■ Set task
Repeat the full listing below verbatim and keep the images out.

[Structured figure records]

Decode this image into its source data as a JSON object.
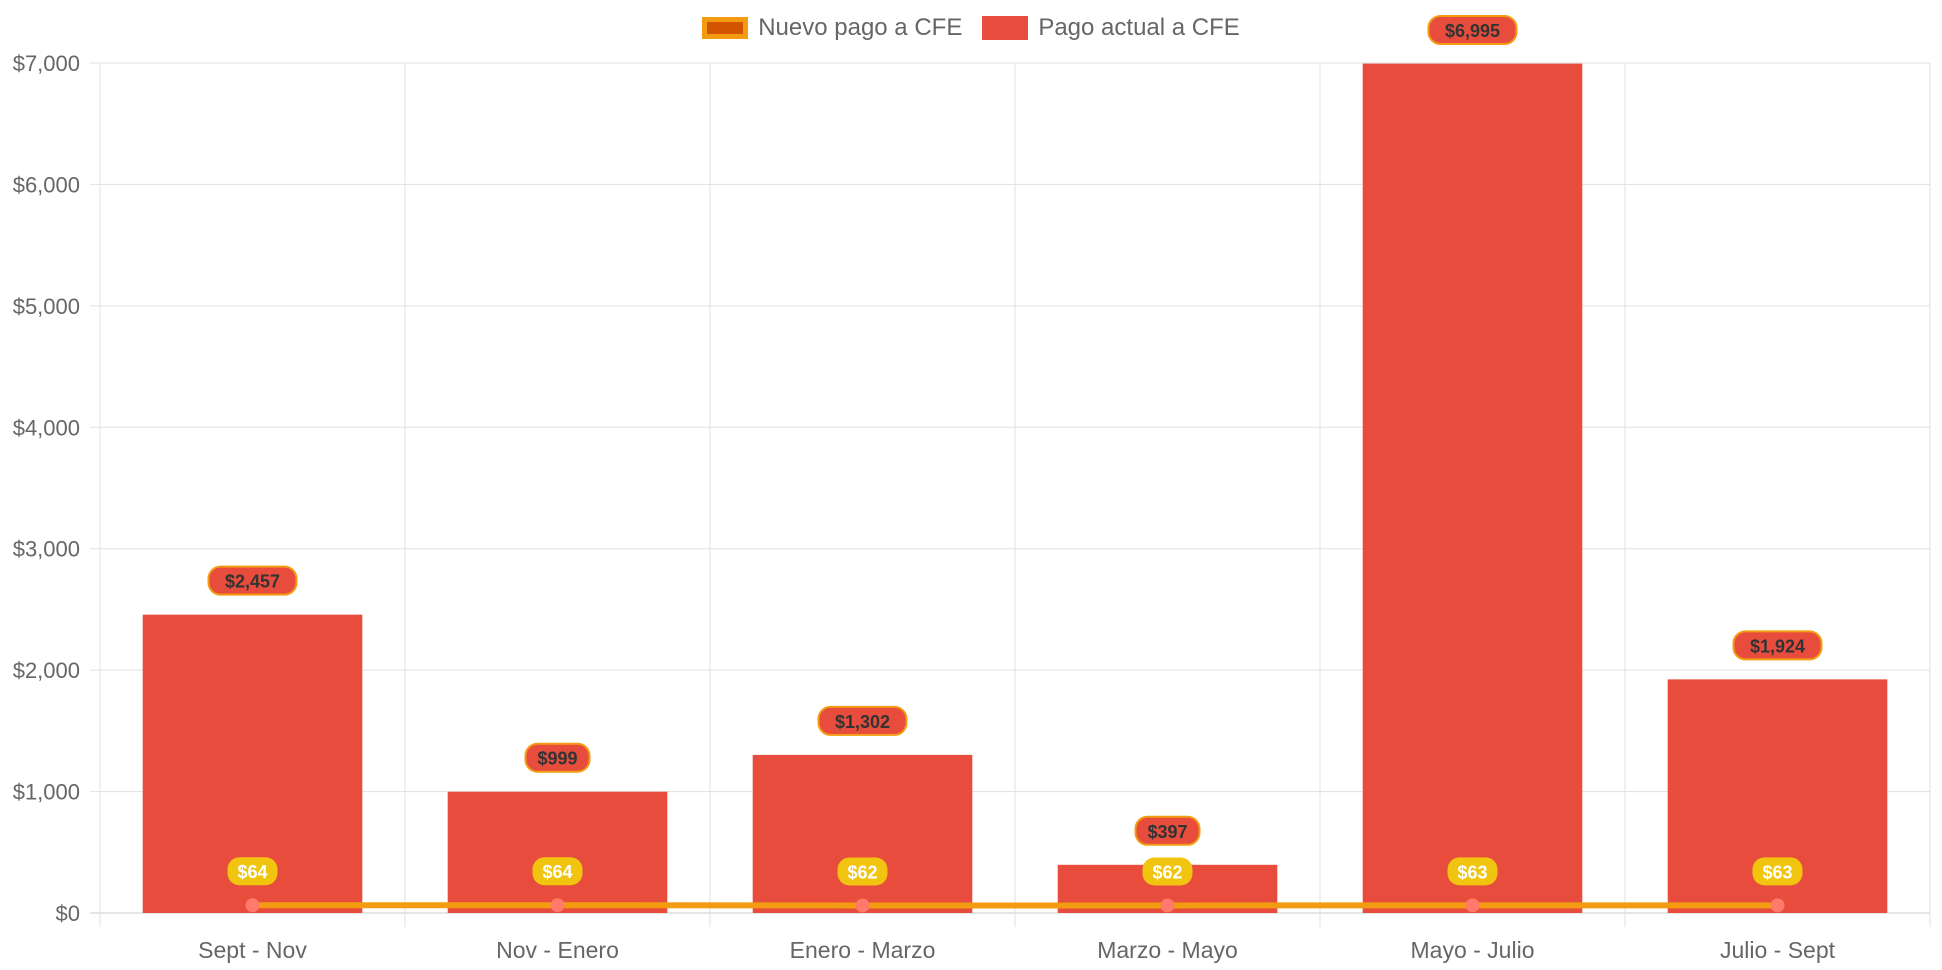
{
  "chart_data": {
    "type": "bar",
    "categories": [
      "Sept - Nov",
      "Nov - Enero",
      "Enero - Marzo",
      "Marzo - Mayo",
      "Mayo - Julio",
      "Julio - Sept"
    ],
    "series": [
      {
        "name": "Pago actual a CFE",
        "chart_type": "bar",
        "values": [
          2457,
          999,
          1302,
          397,
          6995,
          1924
        ],
        "labels": [
          "$2,457",
          "$999",
          "$1,302",
          "$397",
          "$6,995",
          "$1,924"
        ],
        "color": "#e74c3c"
      },
      {
        "name": "Nuevo pago a CFE",
        "chart_type": "line",
        "values": [
          64,
          64,
          62,
          62,
          63,
          63
        ],
        "labels": [
          "$64",
          "$64",
          "$62",
          "$62",
          "$63",
          "$63"
        ],
        "color": "#f39c12",
        "fill_color": "#d35400"
      }
    ],
    "legend_order": [
      "Nuevo pago a CFE",
      "Pago actual a CFE"
    ],
    "ylim": [
      0,
      7000
    ],
    "yticks": [
      "$0",
      "$1,000",
      "$2,000",
      "$3,000",
      "$4,000",
      "$5,000",
      "$6,000",
      "$7,000"
    ],
    "xlabel": "",
    "ylabel": "",
    "title": "",
    "legend_position": "top",
    "grid": true,
    "colors": {
      "bar": "#e74c3c",
      "line": "#f39c12",
      "line_point": "#ff7a6b",
      "bar_label_bg": "#e74c3c",
      "bar_label_border": "#f39c12",
      "bar_label_text": "#333333",
      "line_label_bg": "#f1c40f",
      "line_label_text": "#ffffff",
      "grid": "#e0e0e0",
      "tick_text": "#666666"
    }
  }
}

■ Worked solution
Decode this image into its source data as a JSON object.
{
  "chart_data": {
    "type": "bar",
    "categories": [
      "Sept - Nov",
      "Nov - Enero",
      "Enero - Marzo",
      "Marzo - Mayo",
      "Mayo - Julio",
      "Julio - Sept"
    ],
    "series": [
      {
        "name": "Pago actual a CFE",
        "chart_type": "bar",
        "values": [
          2457,
          999,
          1302,
          397,
          6995,
          1924
        ],
        "labels": [
          "$2,457",
          "$999",
          "$1,302",
          "$397",
          "$6,995",
          "$1,924"
        ],
        "color": "#e74c3c"
      },
      {
        "name": "Nuevo pago a CFE",
        "chart_type": "line",
        "values": [
          64,
          64,
          62,
          62,
          63,
          63
        ],
        "labels": [
          "$64",
          "$64",
          "$62",
          "$62",
          "$63",
          "$63"
        ],
        "color": "#f39c12",
        "fill_color": "#d35400"
      }
    ],
    "legend_order": [
      "Nuevo pago a CFE",
      "Pago actual a CFE"
    ],
    "ylim": [
      0,
      7000
    ],
    "yticks": [
      "$0",
      "$1,000",
      "$2,000",
      "$3,000",
      "$4,000",
      "$5,000",
      "$6,000",
      "$7,000"
    ],
    "xlabel": "",
    "ylabel": "",
    "title": "",
    "legend_position": "top",
    "grid": true,
    "colors": {
      "bar": "#e74c3c",
      "line": "#f39c12",
      "line_point": "#ff7a6b",
      "bar_label_bg": "#e74c3c",
      "bar_label_border": "#f39c12",
      "bar_label_text": "#333333",
      "line_label_bg": "#f1c40f",
      "line_label_text": "#ffffff",
      "grid": "#e0e0e0",
      "tick_text": "#666666"
    }
  }
}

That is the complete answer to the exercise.